* EXERCISE OBJECTIVE
Rewrite the listing below, substituting "radial-line" for every occurrence of "spoke-line" and leaving everything else unchanged.

* PROVIDED ENTRIES
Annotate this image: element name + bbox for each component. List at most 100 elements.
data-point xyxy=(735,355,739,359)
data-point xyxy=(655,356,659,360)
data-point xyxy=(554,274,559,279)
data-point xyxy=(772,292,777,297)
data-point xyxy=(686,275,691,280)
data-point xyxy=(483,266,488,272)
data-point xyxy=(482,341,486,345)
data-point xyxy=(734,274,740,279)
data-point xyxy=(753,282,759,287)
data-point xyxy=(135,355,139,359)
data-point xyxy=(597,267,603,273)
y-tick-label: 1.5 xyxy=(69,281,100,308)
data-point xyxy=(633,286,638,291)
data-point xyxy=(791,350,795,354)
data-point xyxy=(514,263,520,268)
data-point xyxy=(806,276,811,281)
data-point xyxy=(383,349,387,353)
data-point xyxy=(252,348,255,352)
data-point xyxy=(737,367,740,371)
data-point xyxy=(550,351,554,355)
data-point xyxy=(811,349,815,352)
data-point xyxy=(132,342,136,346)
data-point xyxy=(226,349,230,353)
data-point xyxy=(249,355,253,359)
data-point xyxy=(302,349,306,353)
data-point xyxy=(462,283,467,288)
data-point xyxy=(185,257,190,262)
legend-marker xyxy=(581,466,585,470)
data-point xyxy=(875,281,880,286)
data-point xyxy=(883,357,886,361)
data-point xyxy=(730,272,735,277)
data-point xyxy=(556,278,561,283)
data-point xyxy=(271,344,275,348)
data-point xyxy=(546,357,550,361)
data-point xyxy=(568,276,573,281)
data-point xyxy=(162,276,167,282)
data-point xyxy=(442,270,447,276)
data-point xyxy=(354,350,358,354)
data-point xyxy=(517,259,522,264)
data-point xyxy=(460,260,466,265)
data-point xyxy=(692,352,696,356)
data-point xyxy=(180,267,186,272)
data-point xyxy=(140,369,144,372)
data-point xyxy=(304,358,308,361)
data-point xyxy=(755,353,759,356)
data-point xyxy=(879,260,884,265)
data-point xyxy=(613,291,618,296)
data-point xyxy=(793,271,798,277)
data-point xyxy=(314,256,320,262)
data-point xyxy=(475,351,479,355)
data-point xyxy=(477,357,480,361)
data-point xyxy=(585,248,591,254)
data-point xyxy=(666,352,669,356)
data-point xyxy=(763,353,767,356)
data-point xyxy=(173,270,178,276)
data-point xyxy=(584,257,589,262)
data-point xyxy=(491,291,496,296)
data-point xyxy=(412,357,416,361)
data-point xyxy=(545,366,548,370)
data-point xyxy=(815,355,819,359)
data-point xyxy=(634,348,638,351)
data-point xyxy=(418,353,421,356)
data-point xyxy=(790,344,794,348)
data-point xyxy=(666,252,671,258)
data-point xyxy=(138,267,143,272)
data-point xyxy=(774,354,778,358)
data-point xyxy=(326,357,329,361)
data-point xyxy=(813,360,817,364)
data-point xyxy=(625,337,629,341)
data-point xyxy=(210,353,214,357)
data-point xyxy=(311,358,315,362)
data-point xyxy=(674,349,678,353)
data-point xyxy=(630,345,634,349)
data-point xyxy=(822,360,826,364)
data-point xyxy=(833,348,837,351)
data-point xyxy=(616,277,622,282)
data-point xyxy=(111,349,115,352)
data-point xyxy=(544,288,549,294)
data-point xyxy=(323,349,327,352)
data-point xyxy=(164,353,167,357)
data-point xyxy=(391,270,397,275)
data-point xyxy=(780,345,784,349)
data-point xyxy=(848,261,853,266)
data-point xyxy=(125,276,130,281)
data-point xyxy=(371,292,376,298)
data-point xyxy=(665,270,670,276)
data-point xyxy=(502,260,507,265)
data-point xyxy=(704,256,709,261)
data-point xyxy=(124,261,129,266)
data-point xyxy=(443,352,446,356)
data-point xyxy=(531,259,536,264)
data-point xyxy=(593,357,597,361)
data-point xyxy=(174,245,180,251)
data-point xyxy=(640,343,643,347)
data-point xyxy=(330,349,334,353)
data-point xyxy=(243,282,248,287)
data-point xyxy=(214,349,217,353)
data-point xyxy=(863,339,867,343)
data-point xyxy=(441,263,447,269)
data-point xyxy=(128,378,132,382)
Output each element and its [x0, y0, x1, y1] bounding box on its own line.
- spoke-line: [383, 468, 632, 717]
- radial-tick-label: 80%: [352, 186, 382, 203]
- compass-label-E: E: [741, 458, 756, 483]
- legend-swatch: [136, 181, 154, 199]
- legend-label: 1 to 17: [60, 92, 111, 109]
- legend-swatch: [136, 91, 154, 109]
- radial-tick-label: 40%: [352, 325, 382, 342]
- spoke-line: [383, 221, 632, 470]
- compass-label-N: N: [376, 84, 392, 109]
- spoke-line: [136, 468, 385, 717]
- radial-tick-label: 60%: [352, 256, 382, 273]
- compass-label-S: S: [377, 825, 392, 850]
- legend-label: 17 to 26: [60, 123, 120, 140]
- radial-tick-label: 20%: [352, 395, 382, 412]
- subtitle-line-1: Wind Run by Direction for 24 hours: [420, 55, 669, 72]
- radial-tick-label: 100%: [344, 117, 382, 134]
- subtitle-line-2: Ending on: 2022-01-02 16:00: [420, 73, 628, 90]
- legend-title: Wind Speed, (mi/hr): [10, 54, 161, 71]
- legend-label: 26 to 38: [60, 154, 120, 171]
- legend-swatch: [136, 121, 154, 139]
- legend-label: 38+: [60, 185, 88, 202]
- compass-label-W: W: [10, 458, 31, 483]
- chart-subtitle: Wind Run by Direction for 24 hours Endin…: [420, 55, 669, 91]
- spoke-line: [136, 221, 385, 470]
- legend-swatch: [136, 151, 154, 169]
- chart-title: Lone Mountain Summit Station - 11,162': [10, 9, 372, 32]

* REPLY TO THE TASK
Annotate this image: element name + bbox for each component. List at most 100 elements.
data-point xyxy=(735,355,739,359)
data-point xyxy=(655,356,659,360)
data-point xyxy=(554,274,559,279)
data-point xyxy=(772,292,777,297)
data-point xyxy=(686,275,691,280)
data-point xyxy=(483,266,488,272)
data-point xyxy=(482,341,486,345)
data-point xyxy=(734,274,740,279)
data-point xyxy=(753,282,759,287)
data-point xyxy=(135,355,139,359)
data-point xyxy=(597,267,603,273)
y-tick-label: 1.5 xyxy=(69,281,100,308)
data-point xyxy=(633,286,638,291)
data-point xyxy=(791,350,795,354)
data-point xyxy=(514,263,520,268)
data-point xyxy=(806,276,811,281)
data-point xyxy=(383,349,387,353)
data-point xyxy=(252,348,255,352)
data-point xyxy=(737,367,740,371)
data-point xyxy=(550,351,554,355)
data-point xyxy=(811,349,815,352)
data-point xyxy=(132,342,136,346)
data-point xyxy=(226,349,230,353)
data-point xyxy=(249,355,253,359)
data-point xyxy=(302,349,306,353)
data-point xyxy=(462,283,467,288)
data-point xyxy=(185,257,190,262)
legend-marker xyxy=(581,466,585,470)
data-point xyxy=(875,281,880,286)
data-point xyxy=(883,357,886,361)
data-point xyxy=(730,272,735,277)
data-point xyxy=(556,278,561,283)
data-point xyxy=(271,344,275,348)
data-point xyxy=(546,357,550,361)
data-point xyxy=(568,276,573,281)
data-point xyxy=(162,276,167,282)
data-point xyxy=(442,270,447,276)
data-point xyxy=(354,350,358,354)
data-point xyxy=(517,259,522,264)
data-point xyxy=(460,260,466,265)
data-point xyxy=(692,352,696,356)
data-point xyxy=(180,267,186,272)
data-point xyxy=(140,369,144,372)
data-point xyxy=(304,358,308,361)
data-point xyxy=(755,353,759,356)
data-point xyxy=(879,260,884,265)
data-point xyxy=(613,291,618,296)
data-point xyxy=(793,271,798,277)
data-point xyxy=(314,256,320,262)
data-point xyxy=(475,351,479,355)
data-point xyxy=(477,357,480,361)
data-point xyxy=(585,248,591,254)
data-point xyxy=(666,352,669,356)
data-point xyxy=(763,353,767,356)
data-point xyxy=(173,270,178,276)
data-point xyxy=(584,257,589,262)
data-point xyxy=(491,291,496,296)
data-point xyxy=(412,357,416,361)
data-point xyxy=(545,366,548,370)
data-point xyxy=(815,355,819,359)
data-point xyxy=(634,348,638,351)
data-point xyxy=(418,353,421,356)
data-point xyxy=(790,344,794,348)
data-point xyxy=(666,252,671,258)
data-point xyxy=(138,267,143,272)
data-point xyxy=(774,354,778,358)
data-point xyxy=(326,357,329,361)
data-point xyxy=(813,360,817,364)
data-point xyxy=(625,337,629,341)
data-point xyxy=(210,353,214,357)
data-point xyxy=(311,358,315,362)
data-point xyxy=(674,349,678,353)
data-point xyxy=(630,345,634,349)
data-point xyxy=(822,360,826,364)
data-point xyxy=(833,348,837,351)
data-point xyxy=(616,277,622,282)
data-point xyxy=(111,349,115,352)
data-point xyxy=(544,288,549,294)
data-point xyxy=(323,349,327,352)
data-point xyxy=(164,353,167,357)
data-point xyxy=(391,270,397,275)
data-point xyxy=(780,345,784,349)
data-point xyxy=(848,261,853,266)
data-point xyxy=(125,276,130,281)
data-point xyxy=(371,292,376,298)
data-point xyxy=(665,270,670,276)
data-point xyxy=(502,260,507,265)
data-point xyxy=(704,256,709,261)
data-point xyxy=(124,261,129,266)
data-point xyxy=(443,352,446,356)
data-point xyxy=(531,259,536,264)
data-point xyxy=(593,357,597,361)
data-point xyxy=(174,245,180,251)
data-point xyxy=(640,343,643,347)
data-point xyxy=(330,349,334,353)
data-point xyxy=(243,282,248,287)
data-point xyxy=(214,349,217,353)
data-point xyxy=(863,339,867,343)
data-point xyxy=(441,263,447,269)
data-point xyxy=(128,378,132,382)
Output each element and its [x0, y0, x1, y1] bounding box on its own line.
- radial-line: [383, 468, 632, 717]
- radial-tick-label: 80%: [352, 186, 382, 203]
- compass-label-E: E: [741, 458, 756, 483]
- legend-swatch: [136, 181, 154, 199]
- legend-label: 1 to 17: [60, 92, 111, 109]
- legend-swatch: [136, 91, 154, 109]
- radial-tick-label: 40%: [352, 325, 382, 342]
- radial-line: [383, 221, 632, 470]
- compass-label-N: N: [376, 84, 392, 109]
- radial-line: [136, 468, 385, 717]
- radial-tick-label: 60%: [352, 256, 382, 273]
- compass-label-S: S: [377, 825, 392, 850]
- legend-label: 17 to 26: [60, 123, 120, 140]
- radial-tick-label: 20%: [352, 395, 382, 412]
- subtitle-line-1: Wind Run by Direction for 24 hours: [420, 55, 669, 72]
- radial-tick-label: 100%: [344, 117, 382, 134]
- subtitle-line-2: Ending on: 2022-01-02 16:00: [420, 73, 628, 90]
- legend-title: Wind Speed, (mi/hr): [10, 54, 161, 71]
- legend-label: 26 to 38: [60, 154, 120, 171]
- legend-swatch: [136, 121, 154, 139]
- legend-label: 38+: [60, 185, 88, 202]
- compass-label-W: W: [10, 458, 31, 483]
- chart-subtitle: Wind Run by Direction for 24 hours Endin…: [420, 55, 669, 91]
- radial-line: [136, 221, 385, 470]
- legend-swatch: [136, 151, 154, 169]
- chart-title: Lone Mountain Summit Station - 11,162': [10, 9, 372, 32]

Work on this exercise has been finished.